Send back all the data below, exactly as given.

** start Stored data **

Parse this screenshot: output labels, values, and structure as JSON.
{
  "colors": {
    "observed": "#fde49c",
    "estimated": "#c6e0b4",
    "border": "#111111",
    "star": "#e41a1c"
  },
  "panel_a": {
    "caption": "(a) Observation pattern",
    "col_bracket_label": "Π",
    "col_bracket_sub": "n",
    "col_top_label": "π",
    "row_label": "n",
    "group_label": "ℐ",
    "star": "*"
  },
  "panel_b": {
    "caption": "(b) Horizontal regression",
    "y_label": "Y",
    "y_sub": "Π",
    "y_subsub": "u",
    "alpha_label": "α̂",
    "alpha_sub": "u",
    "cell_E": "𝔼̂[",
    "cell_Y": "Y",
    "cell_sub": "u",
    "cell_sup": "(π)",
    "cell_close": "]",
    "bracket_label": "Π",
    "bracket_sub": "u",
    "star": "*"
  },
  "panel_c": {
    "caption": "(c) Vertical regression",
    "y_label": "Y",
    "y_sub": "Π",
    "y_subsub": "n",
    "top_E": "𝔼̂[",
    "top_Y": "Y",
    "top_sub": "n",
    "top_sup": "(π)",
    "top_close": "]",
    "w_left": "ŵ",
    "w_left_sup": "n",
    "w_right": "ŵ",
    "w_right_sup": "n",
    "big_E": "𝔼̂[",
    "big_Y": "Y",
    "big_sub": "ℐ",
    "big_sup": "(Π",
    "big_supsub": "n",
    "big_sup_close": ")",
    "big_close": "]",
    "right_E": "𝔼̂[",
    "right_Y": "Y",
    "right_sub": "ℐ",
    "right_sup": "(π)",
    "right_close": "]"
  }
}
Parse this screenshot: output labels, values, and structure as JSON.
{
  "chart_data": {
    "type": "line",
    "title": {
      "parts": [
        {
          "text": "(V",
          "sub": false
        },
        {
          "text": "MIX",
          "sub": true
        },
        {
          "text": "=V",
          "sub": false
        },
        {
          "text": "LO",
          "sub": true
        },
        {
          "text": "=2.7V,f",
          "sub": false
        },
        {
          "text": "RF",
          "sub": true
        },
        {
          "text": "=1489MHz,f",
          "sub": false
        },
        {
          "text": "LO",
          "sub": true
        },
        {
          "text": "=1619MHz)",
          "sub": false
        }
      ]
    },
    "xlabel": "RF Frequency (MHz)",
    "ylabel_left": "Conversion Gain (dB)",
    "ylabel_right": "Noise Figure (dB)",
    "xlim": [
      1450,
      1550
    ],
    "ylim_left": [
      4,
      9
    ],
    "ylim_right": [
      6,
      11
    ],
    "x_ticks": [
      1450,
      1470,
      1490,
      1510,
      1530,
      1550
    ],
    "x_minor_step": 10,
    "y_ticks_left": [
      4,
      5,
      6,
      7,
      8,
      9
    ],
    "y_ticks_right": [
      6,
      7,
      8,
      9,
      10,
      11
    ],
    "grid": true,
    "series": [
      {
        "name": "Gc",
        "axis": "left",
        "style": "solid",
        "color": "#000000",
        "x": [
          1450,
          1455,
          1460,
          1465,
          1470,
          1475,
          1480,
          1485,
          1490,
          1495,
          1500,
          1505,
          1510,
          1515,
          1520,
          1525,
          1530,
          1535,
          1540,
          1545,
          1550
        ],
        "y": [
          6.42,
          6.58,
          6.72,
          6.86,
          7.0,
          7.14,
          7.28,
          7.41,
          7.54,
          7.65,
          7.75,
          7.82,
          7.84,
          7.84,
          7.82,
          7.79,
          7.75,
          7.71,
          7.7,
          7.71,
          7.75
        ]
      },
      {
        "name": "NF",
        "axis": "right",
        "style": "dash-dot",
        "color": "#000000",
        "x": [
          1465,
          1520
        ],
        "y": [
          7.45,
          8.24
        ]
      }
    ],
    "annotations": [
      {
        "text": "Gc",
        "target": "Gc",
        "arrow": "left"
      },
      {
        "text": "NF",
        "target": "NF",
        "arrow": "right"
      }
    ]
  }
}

** end Stored data **

**Expected answer**
Parse this screenshot: output labels, values, and structure as JSON.
{
  "colors": {
    "observed": "#fde49c",
    "estimated": "#c6e0b4",
    "border": "#111111",
    "star": "#e41a1c"
  },
  "panel_a": {
    "caption": "(a) Observation pattern",
    "col_bracket_label": "Π",
    "col_bracket_sub": "n",
    "col_top_label": "π",
    "row_label": "n",
    "group_label": "ℐ",
    "star": "*"
  },
  "panel_b": {
    "caption": "(b) Horizontal regression",
    "y_label": "Y",
    "y_sub": "Π",
    "y_subsub": "u",
    "alpha_label": "α̂",
    "alpha_sub": "u",
    "cell_E": "𝔼̂[",
    "cell_Y": "Y",
    "cell_sub": "u",
    "cell_sup": "(π)",
    "cell_close": "]",
    "bracket_label": "Π",
    "bracket_sub": "u",
    "star": "*"
  },
  "panel_c": {
    "caption": "(c) Vertical regression",
    "y_label": "Y",
    "y_sub": "Π",
    "y_subsub": "n",
    "top_E": "𝔼̂[",
    "top_Y": "Y",
    "top_sub": "n",
    "top_sup": "(π)",
    "top_close": "]",
    "w_left": "ŵ",
    "w_left_sup": "n",
    "w_right": "ŵ",
    "w_right_sup": "n",
    "big_E": "𝔼̂[",
    "big_Y": "Y",
    "big_sub": "ℐ",
    "big_sup": "(Π",
    "big_supsub": "n",
    "big_sup_close": ")",
    "big_close": "]",
    "right_E": "𝔼̂[",
    "right_Y": "Y",
    "right_sub": "ℐ",
    "right_sup": "(π)",
    "right_close": "]"
  }
}
Parse this screenshot: output labels, values, and structure as JSON.
{
  "chart_data": {
    "type": "line",
    "title": {
      "parts": [
        {
          "text": "(V",
          "sub": false
        },
        {
          "text": "MIX",
          "sub": true
        },
        {
          "text": "=V",
          "sub": false
        },
        {
          "text": "LO",
          "sub": true
        },
        {
          "text": "=2.7V,f",
          "sub": false
        },
        {
          "text": "RF",
          "sub": true
        },
        {
          "text": "=1489MHz,f",
          "sub": false
        },
        {
          "text": "LO",
          "sub": true
        },
        {
          "text": "=1619MHz)",
          "sub": false
        }
      ]
    },
    "xlabel": "RF Frequency (MHz)",
    "ylabel_left": "Conversion Gain (dB)",
    "ylabel_right": "Noise Figure (dB)",
    "xlim": [
      1450,
      1550
    ],
    "ylim_left": [
      4,
      9
    ],
    "ylim_right": [
      6,
      11
    ],
    "x_ticks": [
      1450,
      1470,
      1490,
      1510,
      1530,
      1550
    ],
    "x_minor_step": 10,
    "y_ticks_left": [
      4,
      5,
      6,
      7,
      8,
      9
    ],
    "y_ticks_right": [
      6,
      7,
      8,
      9,
      10,
      11
    ],
    "grid": true,
    "series": [
      {
        "name": "Gc",
        "axis": "left",
        "style": "solid",
        "color": "#000000",
        "x": [
          1450,
          1455,
          1460,
          1465,
          1470,
          1475,
          1480,
          1485,
          1490,
          1495,
          1500,
          1505,
          1510,
          1515,
          1520,
          1525,
          1530,
          1535,
          1540,
          1545,
          1550
        ],
        "y": [
          6.42,
          6.58,
          6.72,
          6.86,
          7.0,
          7.14,
          7.28,
          7.41,
          7.54,
          7.65,
          7.75,
          7.82,
          7.84,
          7.84,
          7.82,
          7.79,
          7.75,
          7.71,
          7.7,
          7.71,
          7.75
        ]
      },
      {
        "name": "NF",
        "axis": "right",
        "style": "dash-dot",
        "color": "#000000",
        "x": [
          1465,
          1520
        ],
        "y": [
          7.45,
          8.24
        ]
      }
    ],
    "annotations": [
      {
        "text": "Gc",
        "target": "Gc",
        "arrow": "left"
      },
      {
        "text": "NF",
        "target": "NF",
        "arrow": "right"
      }
    ]
  }
}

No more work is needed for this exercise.